Stored data
>>>>
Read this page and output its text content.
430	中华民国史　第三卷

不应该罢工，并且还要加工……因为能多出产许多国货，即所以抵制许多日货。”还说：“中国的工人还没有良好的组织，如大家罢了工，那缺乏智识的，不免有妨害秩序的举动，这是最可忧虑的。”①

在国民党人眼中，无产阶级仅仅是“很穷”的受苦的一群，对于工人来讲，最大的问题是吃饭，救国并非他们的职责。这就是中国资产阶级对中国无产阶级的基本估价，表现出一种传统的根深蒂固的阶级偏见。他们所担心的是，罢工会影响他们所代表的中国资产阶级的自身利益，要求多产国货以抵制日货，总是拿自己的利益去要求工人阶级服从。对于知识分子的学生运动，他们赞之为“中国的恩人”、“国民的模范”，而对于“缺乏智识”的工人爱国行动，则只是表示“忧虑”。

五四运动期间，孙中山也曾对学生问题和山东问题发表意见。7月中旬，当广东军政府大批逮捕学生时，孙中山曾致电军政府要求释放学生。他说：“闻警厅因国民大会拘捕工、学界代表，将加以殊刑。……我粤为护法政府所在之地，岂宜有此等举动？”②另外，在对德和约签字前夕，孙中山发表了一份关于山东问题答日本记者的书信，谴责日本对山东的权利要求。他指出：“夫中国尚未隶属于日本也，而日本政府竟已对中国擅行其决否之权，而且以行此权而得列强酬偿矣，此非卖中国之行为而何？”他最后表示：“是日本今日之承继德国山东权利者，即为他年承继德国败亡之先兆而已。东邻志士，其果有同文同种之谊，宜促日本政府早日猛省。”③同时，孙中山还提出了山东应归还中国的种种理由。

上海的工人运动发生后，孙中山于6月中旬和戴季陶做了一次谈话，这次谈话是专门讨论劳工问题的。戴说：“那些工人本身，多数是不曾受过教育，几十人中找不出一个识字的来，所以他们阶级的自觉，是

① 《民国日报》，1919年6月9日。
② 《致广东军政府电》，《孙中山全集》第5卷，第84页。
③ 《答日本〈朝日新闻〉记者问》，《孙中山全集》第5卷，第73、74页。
<<<<
- DO THIS
Repeat the material in full, exactly as it stands.

- TASK RESULT
Read this page and output its text content.
430	中华民国史　第三卷

不应该罢工，并且还要加工……因为能多出产许多国货，即所以抵制许多日货。”还说：“中国的工人还没有良好的组织，如大家罢了工，那缺乏智识的，不免有妨害秩序的举动，这是最可忧虑的。”①

在国民党人眼中，无产阶级仅仅是“很穷”的受苦的一群，对于工人来讲，最大的问题是吃饭，救国并非他们的职责。这就是中国资产阶级对中国无产阶级的基本估价，表现出一种传统的根深蒂固的阶级偏见。他们所担心的是，罢工会影响他们所代表的中国资产阶级的自身利益，要求多产国货以抵制日货，总是拿自己的利益去要求工人阶级服从。对于知识分子的学生运动，他们赞之为“中国的恩人”、“国民的模范”，而对于“缺乏智识”的工人爱国行动，则只是表示“忧虑”。

五四运动期间，孙中山也曾对学生问题和山东问题发表意见。7月中旬，当广东军政府大批逮捕学生时，孙中山曾致电军政府要求释放学生。他说：“闻警厅因国民大会拘捕工、学界代表，将加以殊刑。……我粤为护法政府所在之地，岂宜有此等举动？”②另外，在对德和约签字前夕，孙中山发表了一份关于山东问题答日本记者的书信，谴责日本对山东的权利要求。他指出：“夫中国尚未隶属于日本也，而日本政府竟已对中国擅行其决否之权，而且以行此权而得列强酬偿矣，此非卖中国之行为而何？”他最后表示：“是日本今日之承继德国山东权利者，即为他年承继德国败亡之先兆而已。东邻志士，其果有同文同种之谊，宜促日本政府早日猛省。”③同时，孙中山还提出了山东应归还中国的种种理由。

上海的工人运动发生后，孙中山于6月中旬和戴季陶做了一次谈话，这次谈话是专门讨论劳工问题的。戴说：“那些工人本身，多数是不曾受过教育，几十人中找不出一个识字的来，所以他们阶级的自觉，是

① 《民国日报》，1919年6月9日。
② 《致广东军政府电》，《孙中山全集》第5卷，第84页。
③ 《答日本〈朝日新闻〉记者问》，《孙中山全集》第5卷，第73、74页。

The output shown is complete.